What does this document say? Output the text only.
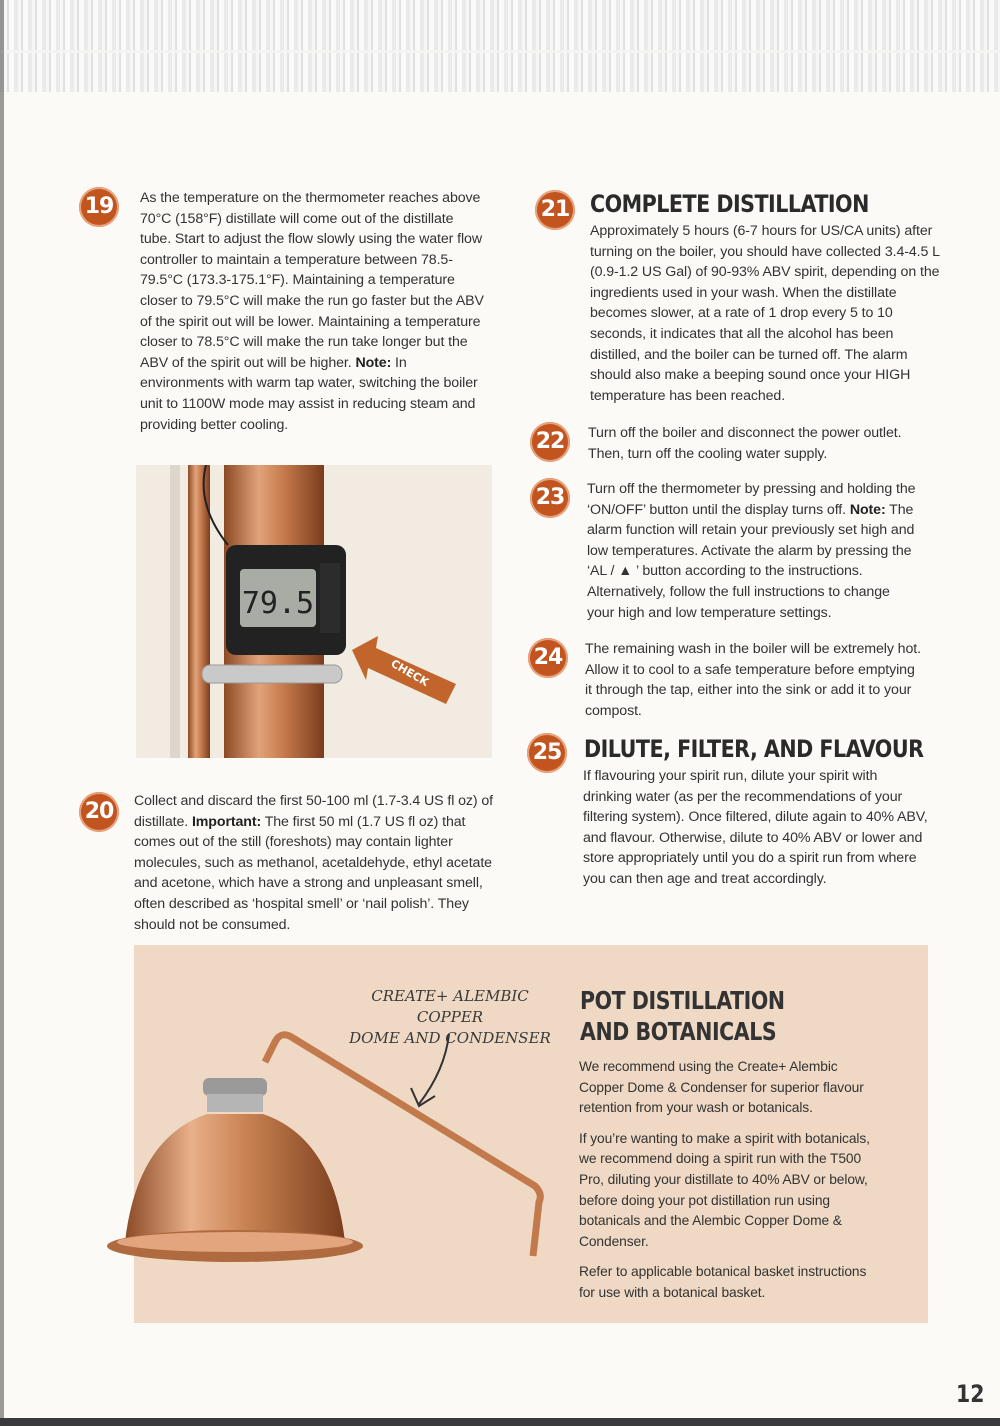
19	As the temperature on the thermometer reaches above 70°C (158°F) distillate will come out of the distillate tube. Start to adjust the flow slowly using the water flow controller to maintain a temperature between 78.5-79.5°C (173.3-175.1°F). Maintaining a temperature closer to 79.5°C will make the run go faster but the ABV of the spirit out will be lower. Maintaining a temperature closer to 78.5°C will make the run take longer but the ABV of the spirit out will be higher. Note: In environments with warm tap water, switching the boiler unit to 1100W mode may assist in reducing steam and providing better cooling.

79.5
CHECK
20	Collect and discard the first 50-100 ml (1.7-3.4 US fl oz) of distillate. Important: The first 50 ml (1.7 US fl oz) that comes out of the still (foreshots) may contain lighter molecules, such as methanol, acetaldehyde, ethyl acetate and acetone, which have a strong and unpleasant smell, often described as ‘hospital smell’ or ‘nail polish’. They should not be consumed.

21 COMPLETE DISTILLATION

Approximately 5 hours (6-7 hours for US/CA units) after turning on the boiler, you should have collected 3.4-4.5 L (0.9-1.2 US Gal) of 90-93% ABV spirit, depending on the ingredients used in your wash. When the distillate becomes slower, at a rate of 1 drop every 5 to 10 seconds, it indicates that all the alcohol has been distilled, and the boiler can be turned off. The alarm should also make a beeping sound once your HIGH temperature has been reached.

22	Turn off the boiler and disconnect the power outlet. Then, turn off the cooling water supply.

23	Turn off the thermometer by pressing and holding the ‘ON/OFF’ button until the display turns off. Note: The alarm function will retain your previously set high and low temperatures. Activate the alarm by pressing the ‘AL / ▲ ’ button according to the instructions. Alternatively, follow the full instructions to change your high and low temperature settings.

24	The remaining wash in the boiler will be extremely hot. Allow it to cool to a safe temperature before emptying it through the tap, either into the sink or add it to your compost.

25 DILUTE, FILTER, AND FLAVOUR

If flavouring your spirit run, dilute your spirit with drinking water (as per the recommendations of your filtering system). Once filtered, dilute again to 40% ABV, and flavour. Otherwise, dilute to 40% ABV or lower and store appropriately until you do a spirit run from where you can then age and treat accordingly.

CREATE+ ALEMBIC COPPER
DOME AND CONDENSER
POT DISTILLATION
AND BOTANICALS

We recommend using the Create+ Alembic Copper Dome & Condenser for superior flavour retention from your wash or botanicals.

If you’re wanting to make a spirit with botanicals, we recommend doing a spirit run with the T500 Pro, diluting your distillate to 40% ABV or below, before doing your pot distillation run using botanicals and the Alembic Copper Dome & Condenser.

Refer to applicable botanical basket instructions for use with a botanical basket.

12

──────────────────────────────

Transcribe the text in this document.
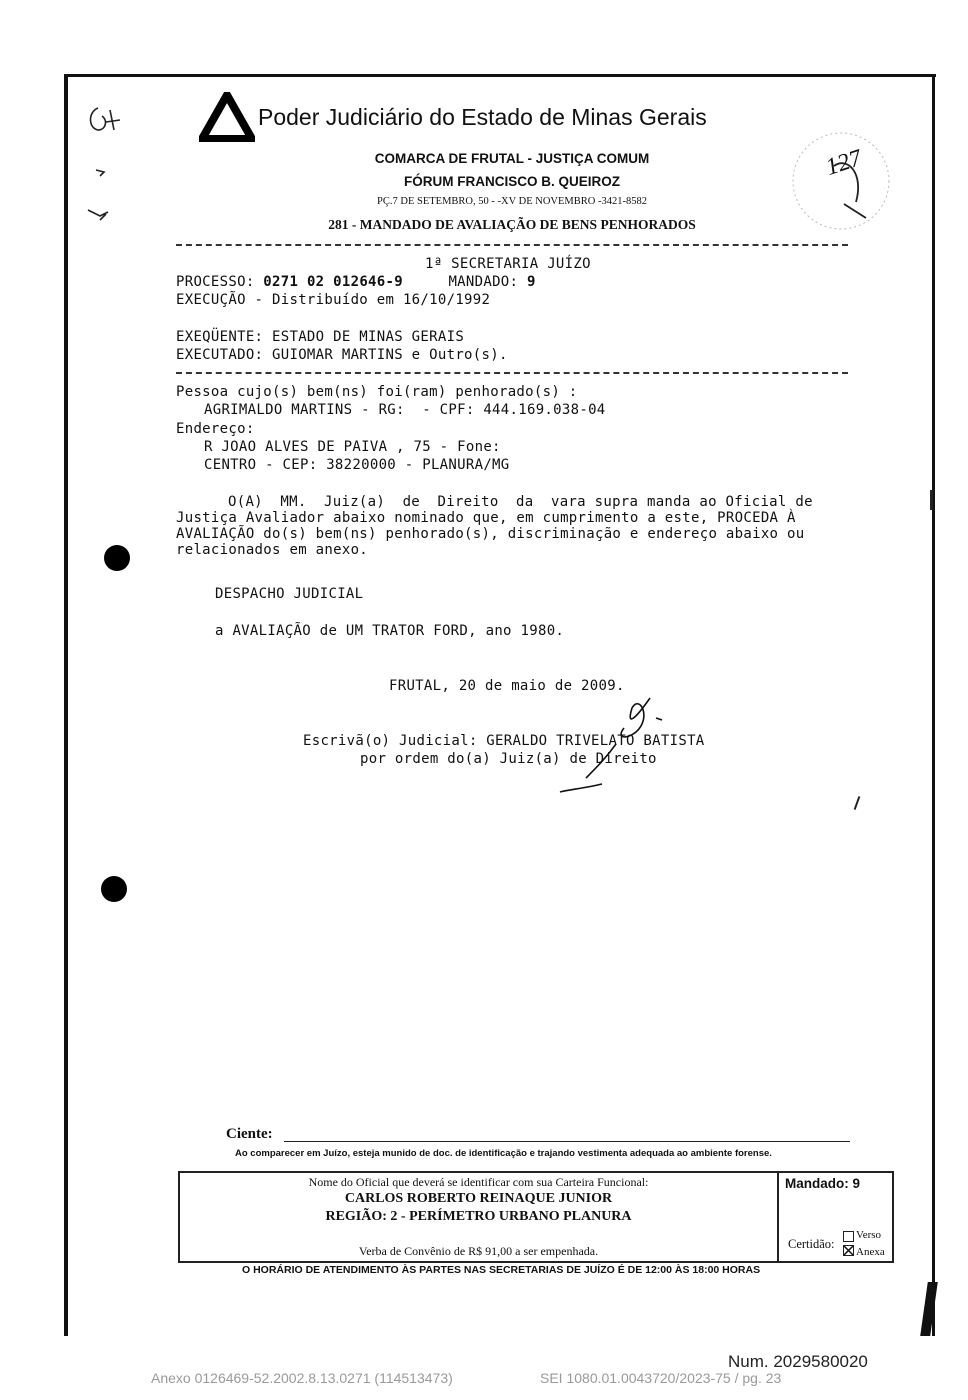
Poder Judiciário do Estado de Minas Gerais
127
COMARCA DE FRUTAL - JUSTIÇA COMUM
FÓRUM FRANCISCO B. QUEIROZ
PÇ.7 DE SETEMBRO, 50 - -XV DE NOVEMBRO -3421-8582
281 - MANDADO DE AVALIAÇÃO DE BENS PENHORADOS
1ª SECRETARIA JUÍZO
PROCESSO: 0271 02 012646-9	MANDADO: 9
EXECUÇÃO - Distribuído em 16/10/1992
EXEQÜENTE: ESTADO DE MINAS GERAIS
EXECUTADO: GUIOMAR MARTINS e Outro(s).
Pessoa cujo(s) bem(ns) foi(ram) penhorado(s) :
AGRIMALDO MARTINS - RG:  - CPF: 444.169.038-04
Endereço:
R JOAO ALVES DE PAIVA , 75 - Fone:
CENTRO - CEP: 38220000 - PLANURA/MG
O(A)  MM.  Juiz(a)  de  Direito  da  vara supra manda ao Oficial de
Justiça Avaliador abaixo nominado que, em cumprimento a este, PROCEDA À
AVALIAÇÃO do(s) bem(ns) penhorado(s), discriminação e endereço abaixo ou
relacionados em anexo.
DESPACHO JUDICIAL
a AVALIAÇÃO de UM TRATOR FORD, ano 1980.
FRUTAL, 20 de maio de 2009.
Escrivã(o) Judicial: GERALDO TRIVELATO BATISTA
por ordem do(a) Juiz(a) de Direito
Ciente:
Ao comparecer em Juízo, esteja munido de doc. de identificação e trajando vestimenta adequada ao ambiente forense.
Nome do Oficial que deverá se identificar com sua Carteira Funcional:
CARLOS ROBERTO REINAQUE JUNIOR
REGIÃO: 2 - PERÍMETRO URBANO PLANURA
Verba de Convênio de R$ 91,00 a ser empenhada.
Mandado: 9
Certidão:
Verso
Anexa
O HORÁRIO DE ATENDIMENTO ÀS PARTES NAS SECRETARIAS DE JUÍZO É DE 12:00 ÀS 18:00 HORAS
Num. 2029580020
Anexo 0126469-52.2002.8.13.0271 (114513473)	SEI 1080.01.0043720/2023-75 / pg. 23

──────────────────────────────

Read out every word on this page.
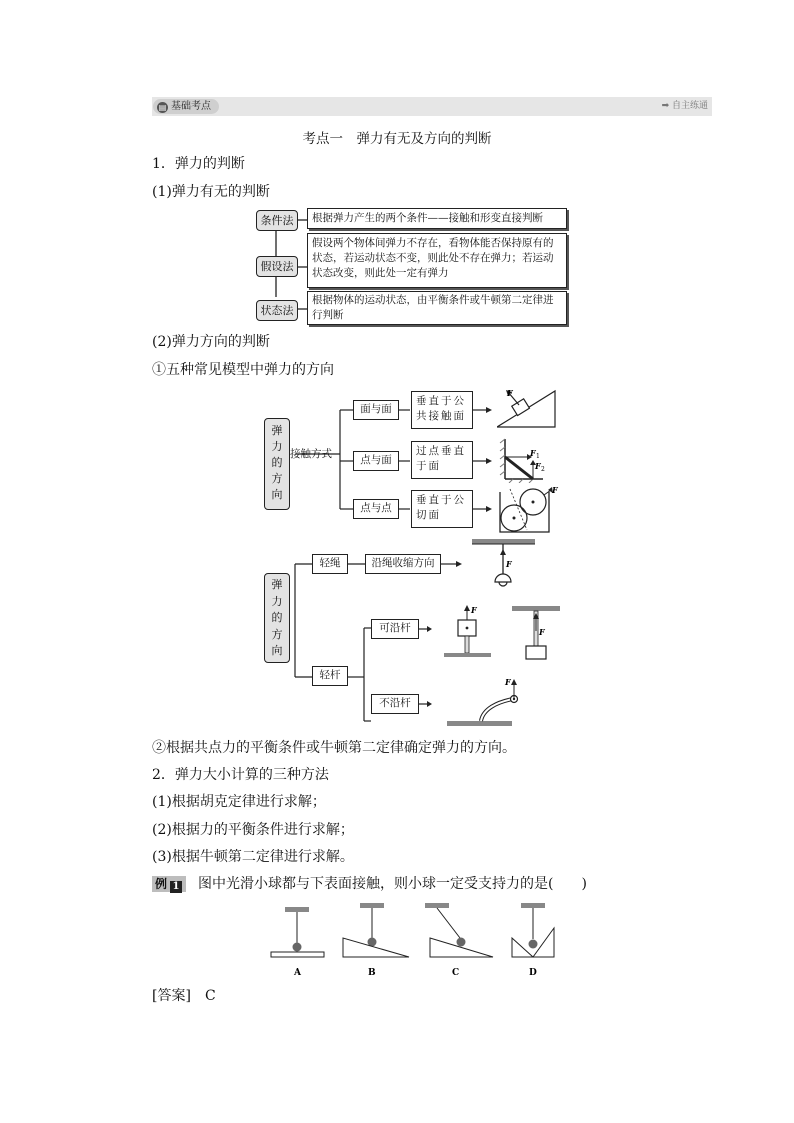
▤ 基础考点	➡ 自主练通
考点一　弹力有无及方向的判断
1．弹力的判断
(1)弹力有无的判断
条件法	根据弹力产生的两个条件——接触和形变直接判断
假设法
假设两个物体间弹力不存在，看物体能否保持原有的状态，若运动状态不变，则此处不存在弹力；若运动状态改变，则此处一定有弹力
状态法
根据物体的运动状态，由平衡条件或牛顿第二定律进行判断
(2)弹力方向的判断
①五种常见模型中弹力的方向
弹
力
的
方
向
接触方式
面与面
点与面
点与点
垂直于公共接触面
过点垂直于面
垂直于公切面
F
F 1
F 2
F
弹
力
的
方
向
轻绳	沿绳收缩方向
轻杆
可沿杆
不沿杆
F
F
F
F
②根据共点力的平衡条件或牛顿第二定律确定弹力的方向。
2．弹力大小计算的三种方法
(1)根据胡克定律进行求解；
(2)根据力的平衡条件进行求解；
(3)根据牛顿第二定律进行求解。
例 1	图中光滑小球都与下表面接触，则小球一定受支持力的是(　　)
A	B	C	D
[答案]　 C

──────────────────────────────

● PROBLEM STATEMENT: Reproduce each line of the material containing the word "document".

● RESULT OF THIS EXERCISE:
What does this document say? Output the text only.
Transcribe the text in this document.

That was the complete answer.